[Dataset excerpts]
----

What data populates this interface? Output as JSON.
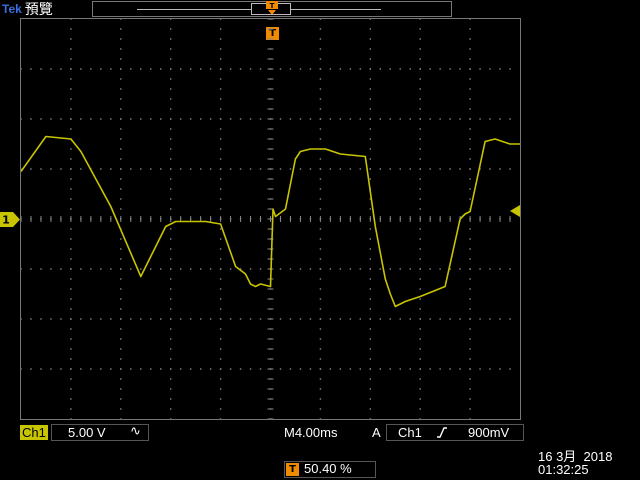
{
  "header": {
    "brand": "Tek",
    "mode": "預覽"
  },
  "trigger": {
    "position_marker": "T",
    "position_percent_label": "50.40 %",
    "mode": "A",
    "source": "Ch1",
    "slope_icon": "rising-edge-icon",
    "level": "900mV"
  },
  "channel": {
    "label": "Ch1",
    "marker": "1",
    "scale": "5.00 V",
    "coupling_icon": "∿"
  },
  "timebase": "M4.00ms",
  "datetime": {
    "date": "16 3月  2018",
    "time": "01:32:25"
  },
  "colors": {
    "trace": "#c8c400",
    "trigger": "#f08a00",
    "brand": "#3a6fe0"
  },
  "chart_data": {
    "type": "line",
    "divisions": {
      "x": 10,
      "y": 8
    },
    "y_unit_per_div": "5.00 V",
    "x_unit_per_div": "4.00ms",
    "series": [
      {
        "x": [
          0.0,
          0.5,
          1.0,
          1.2,
          1.8,
          2.4,
          2.9,
          3.1,
          3.3,
          3.5,
          3.7,
          4.0,
          4.3,
          4.5,
          4.6,
          4.7,
          4.8,
          5.0,
          5.05,
          5.1,
          5.3,
          5.5,
          5.6,
          5.8,
          6.1,
          6.4,
          6.9,
          7.1,
          7.3,
          7.4,
          7.5,
          7.7,
          8.0,
          8.5,
          8.8,
          8.9,
          9.0,
          9.3,
          9.5,
          9.8,
          10.0
        ],
        "y": [
          0.95,
          1.65,
          1.6,
          1.35,
          0.25,
          -1.15,
          -0.15,
          -0.05,
          -0.05,
          -0.05,
          -0.05,
          -0.1,
          -0.95,
          -1.1,
          -1.3,
          -1.35,
          -1.3,
          -1.35,
          0.2,
          0.05,
          0.2,
          1.2,
          1.35,
          1.4,
          1.4,
          1.3,
          1.25,
          -0.15,
          -1.2,
          -1.5,
          -1.75,
          -1.65,
          -1.55,
          -1.35,
          0.0,
          0.1,
          0.15,
          1.55,
          1.6,
          1.5,
          1.5
        ]
      }
    ]
  }
}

----

[WHAT YOU NEED TO DO] Quote the preceding records in their entirety, excluding every picture.

[ANSWER TO THIS TASK]
What data populates this interface? Output as JSON.
{
  "header": {
    "brand": "Tek",
    "mode": "預覽"
  },
  "trigger": {
    "position_marker": "T",
    "position_percent_label": "50.40 %",
    "mode": "A",
    "source": "Ch1",
    "slope_icon": "rising-edge-icon",
    "level": "900mV"
  },
  "channel": {
    "label": "Ch1",
    "marker": "1",
    "scale": "5.00 V",
    "coupling_icon": "∿"
  },
  "timebase": "M4.00ms",
  "datetime": {
    "date": "16 3月  2018",
    "time": "01:32:25"
  },
  "colors": {
    "trace": "#c8c400",
    "trigger": "#f08a00",
    "brand": "#3a6fe0"
  },
  "chart_data": {
    "type": "line",
    "divisions": {
      "x": 10,
      "y": 8
    },
    "y_unit_per_div": "5.00 V",
    "x_unit_per_div": "4.00ms",
    "series": [
      {
        "x": [
          0.0,
          0.5,
          1.0,
          1.2,
          1.8,
          2.4,
          2.9,
          3.1,
          3.3,
          3.5,
          3.7,
          4.0,
          4.3,
          4.5,
          4.6,
          4.7,
          4.8,
          5.0,
          5.05,
          5.1,
          5.3,
          5.5,
          5.6,
          5.8,
          6.1,
          6.4,
          6.9,
          7.1,
          7.3,
          7.4,
          7.5,
          7.7,
          8.0,
          8.5,
          8.8,
          8.9,
          9.0,
          9.3,
          9.5,
          9.8,
          10.0
        ],
        "y": [
          0.95,
          1.65,
          1.6,
          1.35,
          0.25,
          -1.15,
          -0.15,
          -0.05,
          -0.05,
          -0.05,
          -0.05,
          -0.1,
          -0.95,
          -1.1,
          -1.3,
          -1.35,
          -1.3,
          -1.35,
          0.2,
          0.05,
          0.2,
          1.2,
          1.35,
          1.4,
          1.4,
          1.3,
          1.25,
          -0.15,
          -1.2,
          -1.5,
          -1.75,
          -1.65,
          -1.55,
          -1.35,
          0.0,
          0.1,
          0.15,
          1.55,
          1.6,
          1.5,
          1.5
        ]
      }
    ]
  }
}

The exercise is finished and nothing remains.